Aim:
All records are to be retyped faithfully and completely.

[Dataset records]

###

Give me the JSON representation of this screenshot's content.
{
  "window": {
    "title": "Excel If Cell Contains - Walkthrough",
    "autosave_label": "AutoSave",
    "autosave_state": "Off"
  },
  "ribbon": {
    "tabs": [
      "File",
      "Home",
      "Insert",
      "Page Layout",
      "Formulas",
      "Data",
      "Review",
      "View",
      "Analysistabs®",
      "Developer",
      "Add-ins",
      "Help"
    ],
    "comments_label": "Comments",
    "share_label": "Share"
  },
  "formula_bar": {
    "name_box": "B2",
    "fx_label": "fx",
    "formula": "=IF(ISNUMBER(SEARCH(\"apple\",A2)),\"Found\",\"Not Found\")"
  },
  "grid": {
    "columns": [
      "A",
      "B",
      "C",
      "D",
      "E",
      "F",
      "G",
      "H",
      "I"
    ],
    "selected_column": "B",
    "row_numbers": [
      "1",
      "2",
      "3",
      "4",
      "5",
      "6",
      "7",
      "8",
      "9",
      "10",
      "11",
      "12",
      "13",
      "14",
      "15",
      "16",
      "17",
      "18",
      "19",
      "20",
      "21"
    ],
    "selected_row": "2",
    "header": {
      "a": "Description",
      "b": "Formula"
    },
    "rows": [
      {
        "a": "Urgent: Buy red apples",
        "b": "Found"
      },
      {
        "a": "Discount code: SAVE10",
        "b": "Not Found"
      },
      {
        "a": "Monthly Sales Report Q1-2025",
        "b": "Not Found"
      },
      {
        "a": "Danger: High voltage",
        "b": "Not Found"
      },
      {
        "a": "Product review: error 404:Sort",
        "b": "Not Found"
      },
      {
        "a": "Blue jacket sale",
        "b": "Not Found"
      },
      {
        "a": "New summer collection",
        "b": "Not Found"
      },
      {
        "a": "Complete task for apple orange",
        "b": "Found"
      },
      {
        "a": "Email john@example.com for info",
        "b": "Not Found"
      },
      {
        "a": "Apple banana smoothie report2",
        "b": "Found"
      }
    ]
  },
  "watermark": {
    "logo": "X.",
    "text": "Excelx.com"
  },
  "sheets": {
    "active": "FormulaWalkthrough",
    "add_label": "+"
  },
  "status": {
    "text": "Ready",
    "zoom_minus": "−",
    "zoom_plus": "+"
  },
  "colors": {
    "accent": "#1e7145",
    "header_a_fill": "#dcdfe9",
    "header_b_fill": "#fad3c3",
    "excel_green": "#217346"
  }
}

###

Full output:
Give me the JSON representation of this screenshot's content.
{
  "window": {
    "title": "Excel If Cell Contains - Walkthrough",
    "autosave_label": "AutoSave",
    "autosave_state": "Off"
  },
  "ribbon": {
    "tabs": [
      "File",
      "Home",
      "Insert",
      "Page Layout",
      "Formulas",
      "Data",
      "Review",
      "View",
      "Analysistabs®",
      "Developer",
      "Add-ins",
      "Help"
    ],
    "comments_label": "Comments",
    "share_label": "Share"
  },
  "formula_bar": {
    "name_box": "B2",
    "fx_label": "fx",
    "formula": "=IF(ISNUMBER(SEARCH(\"apple\",A2)),\"Found\",\"Not Found\")"
  },
  "grid": {
    "columns": [
      "A",
      "B",
      "C",
      "D",
      "E",
      "F",
      "G",
      "H",
      "I"
    ],
    "selected_column": "B",
    "row_numbers": [
      "1",
      "2",
      "3",
      "4",
      "5",
      "6",
      "7",
      "8",
      "9",
      "10",
      "11",
      "12",
      "13",
      "14",
      "15",
      "16",
      "17",
      "18",
      "19",
      "20",
      "21"
    ],
    "selected_row": "2",
    "header": {
      "a": "Description",
      "b": "Formula"
    },
    "rows": [
      {
        "a": "Urgent: Buy red apples",
        "b": "Found"
      },
      {
        "a": "Discount code: SAVE10",
        "b": "Not Found"
      },
      {
        "a": "Monthly Sales Report Q1-2025",
        "b": "Not Found"
      },
      {
        "a": "Danger: High voltage",
        "b": "Not Found"
      },
      {
        "a": "Product review: error 404:Sort",
        "b": "Not Found"
      },
      {
        "a": "Blue jacket sale",
        "b": "Not Found"
      },
      {
        "a": "New summer collection",
        "b": "Not Found"
      },
      {
        "a": "Complete task for apple orange",
        "b": "Found"
      },
      {
        "a": "Email john@example.com for info",
        "b": "Not Found"
      },
      {
        "a": "Apple banana smoothie report2",
        "b": "Found"
      }
    ]
  },
  "watermark": {
    "logo": "X.",
    "text": "Excelx.com"
  },
  "sheets": {
    "active": "FormulaWalkthrough",
    "add_label": "+"
  },
  "status": {
    "text": "Ready",
    "zoom_minus": "−",
    "zoom_plus": "+"
  },
  "colors": {
    "accent": "#1e7145",
    "header_a_fill": "#dcdfe9",
    "header_b_fill": "#fad3c3",
    "excel_green": "#217346"
  }
}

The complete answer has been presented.